**The records:**

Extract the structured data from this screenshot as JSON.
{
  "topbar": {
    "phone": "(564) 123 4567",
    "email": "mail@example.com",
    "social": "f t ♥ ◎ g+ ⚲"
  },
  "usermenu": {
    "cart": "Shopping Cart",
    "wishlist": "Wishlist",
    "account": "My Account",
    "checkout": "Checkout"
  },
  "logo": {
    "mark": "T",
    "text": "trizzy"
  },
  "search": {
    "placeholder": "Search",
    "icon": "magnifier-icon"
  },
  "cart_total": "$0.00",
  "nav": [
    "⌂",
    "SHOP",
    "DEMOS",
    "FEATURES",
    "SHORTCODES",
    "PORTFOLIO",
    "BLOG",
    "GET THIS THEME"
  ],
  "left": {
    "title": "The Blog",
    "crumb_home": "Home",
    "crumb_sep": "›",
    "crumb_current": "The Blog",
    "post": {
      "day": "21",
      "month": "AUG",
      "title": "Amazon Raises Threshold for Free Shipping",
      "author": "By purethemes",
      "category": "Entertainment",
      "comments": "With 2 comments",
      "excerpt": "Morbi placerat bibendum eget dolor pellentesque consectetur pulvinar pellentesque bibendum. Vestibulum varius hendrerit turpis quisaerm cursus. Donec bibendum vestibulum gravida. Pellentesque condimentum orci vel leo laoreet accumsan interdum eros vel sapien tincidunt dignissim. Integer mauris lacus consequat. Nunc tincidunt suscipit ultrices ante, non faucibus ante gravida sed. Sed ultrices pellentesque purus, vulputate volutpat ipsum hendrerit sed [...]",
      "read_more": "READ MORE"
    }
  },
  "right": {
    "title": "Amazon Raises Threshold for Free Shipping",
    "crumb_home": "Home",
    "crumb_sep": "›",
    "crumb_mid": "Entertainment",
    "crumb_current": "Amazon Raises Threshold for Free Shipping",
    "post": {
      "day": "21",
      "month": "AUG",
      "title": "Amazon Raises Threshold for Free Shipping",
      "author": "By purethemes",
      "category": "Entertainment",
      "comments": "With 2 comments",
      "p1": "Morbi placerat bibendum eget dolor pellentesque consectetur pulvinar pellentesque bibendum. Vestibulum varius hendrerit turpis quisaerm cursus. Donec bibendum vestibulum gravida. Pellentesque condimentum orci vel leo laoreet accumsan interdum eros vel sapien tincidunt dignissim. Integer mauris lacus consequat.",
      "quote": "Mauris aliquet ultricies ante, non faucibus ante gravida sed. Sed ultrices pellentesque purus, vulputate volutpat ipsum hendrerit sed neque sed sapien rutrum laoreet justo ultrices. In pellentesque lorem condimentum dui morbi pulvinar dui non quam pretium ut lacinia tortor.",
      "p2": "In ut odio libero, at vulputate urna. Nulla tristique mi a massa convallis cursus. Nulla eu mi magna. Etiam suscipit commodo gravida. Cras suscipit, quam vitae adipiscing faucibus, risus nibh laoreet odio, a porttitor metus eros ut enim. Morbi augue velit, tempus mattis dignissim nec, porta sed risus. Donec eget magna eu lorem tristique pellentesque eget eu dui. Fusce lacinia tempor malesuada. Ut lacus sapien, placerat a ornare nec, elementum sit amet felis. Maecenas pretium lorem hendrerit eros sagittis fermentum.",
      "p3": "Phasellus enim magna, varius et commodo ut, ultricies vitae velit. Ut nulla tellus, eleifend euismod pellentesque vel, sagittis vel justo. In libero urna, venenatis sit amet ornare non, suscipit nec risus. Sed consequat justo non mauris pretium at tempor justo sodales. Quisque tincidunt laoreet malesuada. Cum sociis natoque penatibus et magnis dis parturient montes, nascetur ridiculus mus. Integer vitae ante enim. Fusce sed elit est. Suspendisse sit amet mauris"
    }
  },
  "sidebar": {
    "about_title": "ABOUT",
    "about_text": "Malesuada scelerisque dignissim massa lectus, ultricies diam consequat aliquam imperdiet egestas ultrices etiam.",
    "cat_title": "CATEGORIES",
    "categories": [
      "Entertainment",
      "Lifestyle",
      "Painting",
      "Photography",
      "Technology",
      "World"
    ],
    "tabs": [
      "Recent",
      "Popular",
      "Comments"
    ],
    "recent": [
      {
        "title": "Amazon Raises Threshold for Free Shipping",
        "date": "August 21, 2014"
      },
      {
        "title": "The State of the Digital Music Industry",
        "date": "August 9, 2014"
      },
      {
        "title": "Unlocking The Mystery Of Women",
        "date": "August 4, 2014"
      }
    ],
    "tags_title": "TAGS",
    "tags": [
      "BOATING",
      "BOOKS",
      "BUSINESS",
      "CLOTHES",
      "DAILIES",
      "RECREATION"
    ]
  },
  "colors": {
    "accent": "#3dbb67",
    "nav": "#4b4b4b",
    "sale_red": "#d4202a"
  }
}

**Stated problem:**
List all lines above in which the string "Threshold" appears.

**Exercise solution:**
      "title": "Amazon Raises Threshold for Free Shipping",
    "title": "Amazon Raises Threshold for Free Shipping",
    "crumb_current": "Amazon Raises Threshold for Free Shipping",
      "title": "Amazon Raises Threshold for Free Shipping",
        "title": "Amazon Raises Threshold for Free Shipping",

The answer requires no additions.